Aim of the exercise:
Without changing a character, return the entries, but not the images they hold.
## start Input for this task
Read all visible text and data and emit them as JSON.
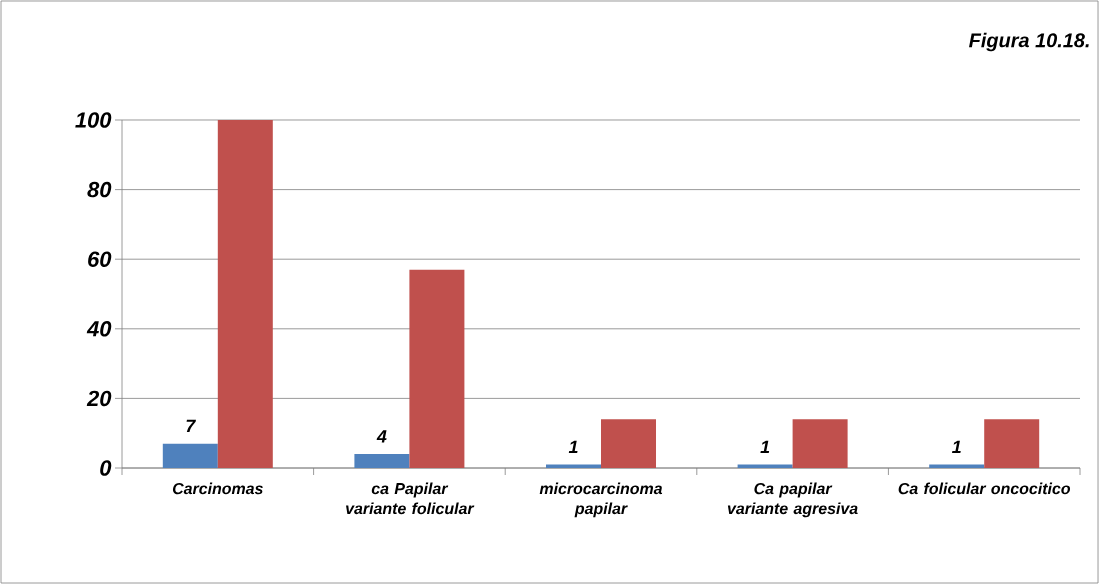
{
  "chart_data": {
    "type": "bar",
    "title": "Figura 10.18.",
    "categories": [
      "Carcinomas",
      "ca Papilar variante folicular",
      "microcarcinoma papilar",
      "Ca papilar variante agresiva",
      "Ca folicular oncocitico"
    ],
    "series": [
      {
        "color": "#4f81bd",
        "values": [
          7,
          4,
          1,
          1,
          1
        ],
        "value_labels": [
          "7",
          "4",
          "1",
          "1",
          "1"
        ]
      },
      {
        "color": "#c0504d",
        "values": [
          100,
          57,
          14,
          14,
          14
        ]
      }
    ],
    "ylim": [
      0,
      100
    ],
    "yticks": [
      0,
      20,
      40,
      60,
      80,
      100
    ],
    "grid": "y"
  }
}
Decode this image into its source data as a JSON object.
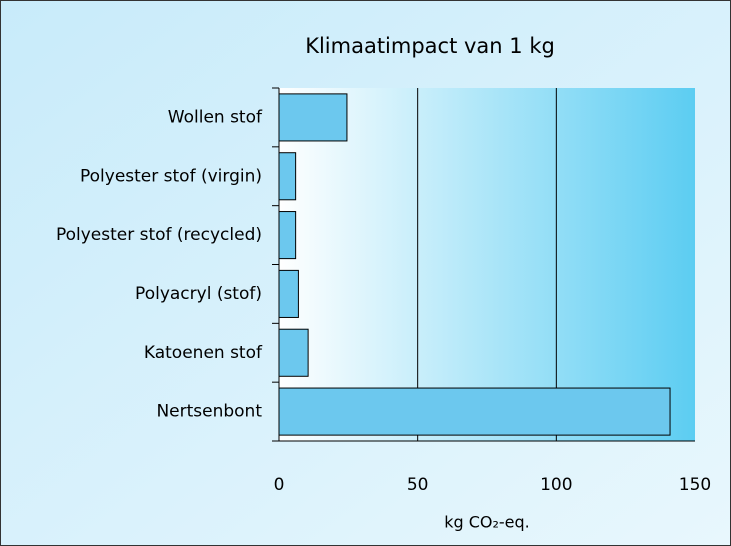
{
  "chart_data": {
    "type": "bar",
    "orientation": "horizontal",
    "title": "Klimaatimpact van 1 kg",
    "x_label": "kg CO₂-eq.",
    "categories": [
      "Wollen stof",
      "Polyester stof (virgin)",
      "Polyester stof (recycled)",
      "Polyacryl (stof)",
      "Katoenen stof",
      "Nertsenbont"
    ],
    "values": [
      24.5,
      6,
      6,
      7,
      10.5,
      141
    ],
    "color": "#6cc8ee",
    "xlim": [
      0,
      150
    ],
    "xticks": [
      0,
      50,
      100,
      150
    ],
    "grid": true
  }
}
## end Input for this task
Full response:
Read all visible text and data and emit them as JSON.
{
  "chart_data": {
    "type": "bar",
    "title": "Figura 10.18.",
    "categories": [
      "Carcinomas",
      "ca Papilar variante folicular",
      "microcarcinoma papilar",
      "Ca papilar variante agresiva",
      "Ca folicular oncocitico"
    ],
    "series": [
      {
        "color": "#4f81bd",
        "values": [
          7,
          4,
          1,
          1,
          1
        ],
        "value_labels": [
          "7",
          "4",
          "1",
          "1",
          "1"
        ]
      },
      {
        "color": "#c0504d",
        "values": [
          100,
          57,
          14,
          14,
          14
        ]
      }
    ],
    "ylim": [
      0,
      100
    ],
    "yticks": [
      0,
      20,
      40,
      60,
      80,
      100
    ],
    "grid": "y"
  }
}
Decode this image into its source data as a JSON object.
{
  "chart_data": {
    "type": "bar",
    "orientation": "horizontal",
    "title": "Klimaatimpact van 1 kg",
    "x_label": "kg CO₂-eq.",
    "categories": [
      "Wollen stof",
      "Polyester stof (virgin)",
      "Polyester stof (recycled)",
      "Polyacryl (stof)",
      "Katoenen stof",
      "Nertsenbont"
    ],
    "values": [
      24.5,
      6,
      6,
      7,
      10.5,
      141
    ],
    "color": "#6cc8ee",
    "xlim": [
      0,
      150
    ],
    "xticks": [
      0,
      50,
      100,
      150
    ],
    "grid": true
  }
}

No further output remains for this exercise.